[THE INPUT start]

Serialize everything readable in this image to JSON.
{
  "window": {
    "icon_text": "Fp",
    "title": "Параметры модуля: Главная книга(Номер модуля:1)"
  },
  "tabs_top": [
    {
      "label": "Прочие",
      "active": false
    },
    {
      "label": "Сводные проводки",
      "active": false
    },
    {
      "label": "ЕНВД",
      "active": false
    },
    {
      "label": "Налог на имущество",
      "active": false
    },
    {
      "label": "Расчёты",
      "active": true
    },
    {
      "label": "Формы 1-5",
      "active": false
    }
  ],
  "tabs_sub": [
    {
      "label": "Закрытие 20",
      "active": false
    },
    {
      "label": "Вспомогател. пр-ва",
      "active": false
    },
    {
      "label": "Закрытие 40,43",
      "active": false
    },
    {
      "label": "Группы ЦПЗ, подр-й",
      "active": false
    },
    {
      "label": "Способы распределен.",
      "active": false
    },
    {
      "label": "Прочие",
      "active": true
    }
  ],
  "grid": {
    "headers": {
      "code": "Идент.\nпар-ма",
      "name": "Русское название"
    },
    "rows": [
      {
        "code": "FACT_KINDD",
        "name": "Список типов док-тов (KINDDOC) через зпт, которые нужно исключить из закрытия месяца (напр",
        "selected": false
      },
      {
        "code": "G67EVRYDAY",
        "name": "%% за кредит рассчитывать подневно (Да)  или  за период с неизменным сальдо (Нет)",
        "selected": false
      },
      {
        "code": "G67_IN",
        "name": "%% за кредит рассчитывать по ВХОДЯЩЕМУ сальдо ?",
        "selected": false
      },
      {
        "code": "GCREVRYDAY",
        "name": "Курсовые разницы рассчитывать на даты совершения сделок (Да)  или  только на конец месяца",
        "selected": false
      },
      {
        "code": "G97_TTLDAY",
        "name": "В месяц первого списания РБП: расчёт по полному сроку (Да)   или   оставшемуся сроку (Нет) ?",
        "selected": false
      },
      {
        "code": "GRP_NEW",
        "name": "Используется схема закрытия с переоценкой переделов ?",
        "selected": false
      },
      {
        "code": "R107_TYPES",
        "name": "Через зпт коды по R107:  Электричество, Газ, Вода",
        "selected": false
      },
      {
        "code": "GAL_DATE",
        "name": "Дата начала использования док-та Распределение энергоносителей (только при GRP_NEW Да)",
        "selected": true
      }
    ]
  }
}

[THE INPUT end]

Copy out all of the lines above exactly.

| TASK OUTPUT |
Serialize everything readable in this image to JSON.
{
  "window": {
    "icon_text": "Fp",
    "title": "Параметры модуля: Главная книга(Номер модуля:1)"
  },
  "tabs_top": [
    {
      "label": "Прочие",
      "active": false
    },
    {
      "label": "Сводные проводки",
      "active": false
    },
    {
      "label": "ЕНВД",
      "active": false
    },
    {
      "label": "Налог на имущество",
      "active": false
    },
    {
      "label": "Расчёты",
      "active": true
    },
    {
      "label": "Формы 1-5",
      "active": false
    }
  ],
  "tabs_sub": [
    {
      "label": "Закрытие 20",
      "active": false
    },
    {
      "label": "Вспомогател. пр-ва",
      "active": false
    },
    {
      "label": "Закрытие 40,43",
      "active": false
    },
    {
      "label": "Группы ЦПЗ, подр-й",
      "active": false
    },
    {
      "label": "Способы распределен.",
      "active": false
    },
    {
      "label": "Прочие",
      "active": true
    }
  ],
  "grid": {
    "headers": {
      "code": "Идент.\nпар-ма",
      "name": "Русское название"
    },
    "rows": [
      {
        "code": "FACT_KINDD",
        "name": "Список типов док-тов (KINDDOC) через зпт, которые нужно исключить из закрытия месяца (напр",
        "selected": false
      },
      {
        "code": "G67EVRYDAY",
        "name": "%% за кредит рассчитывать подневно (Да)  или  за период с неизменным сальдо (Нет)",
        "selected": false
      },
      {
        "code": "G67_IN",
        "name": "%% за кредит рассчитывать по ВХОДЯЩЕМУ сальдо ?",
        "selected": false
      },
      {
        "code": "GCREVRYDAY",
        "name": "Курсовые разницы рассчитывать на даты совершения сделок (Да)  или  только на конец месяца",
        "selected": false
      },
      {
        "code": "G97_TTLDAY",
        "name": "В месяц первого списания РБП: расчёт по полному сроку (Да)   или   оставшемуся сроку (Нет) ?",
        "selected": false
      },
      {
        "code": "GRP_NEW",
        "name": "Используется схема закрытия с переоценкой переделов ?",
        "selected": false
      },
      {
        "code": "R107_TYPES",
        "name": "Через зпт коды по R107:  Электричество, Газ, Вода",
        "selected": false
      },
      {
        "code": "GAL_DATE",
        "name": "Дата начала использования док-та Распределение энергоносителей (только при GRP_NEW Да)",
        "selected": true
      }
    ]
  }
}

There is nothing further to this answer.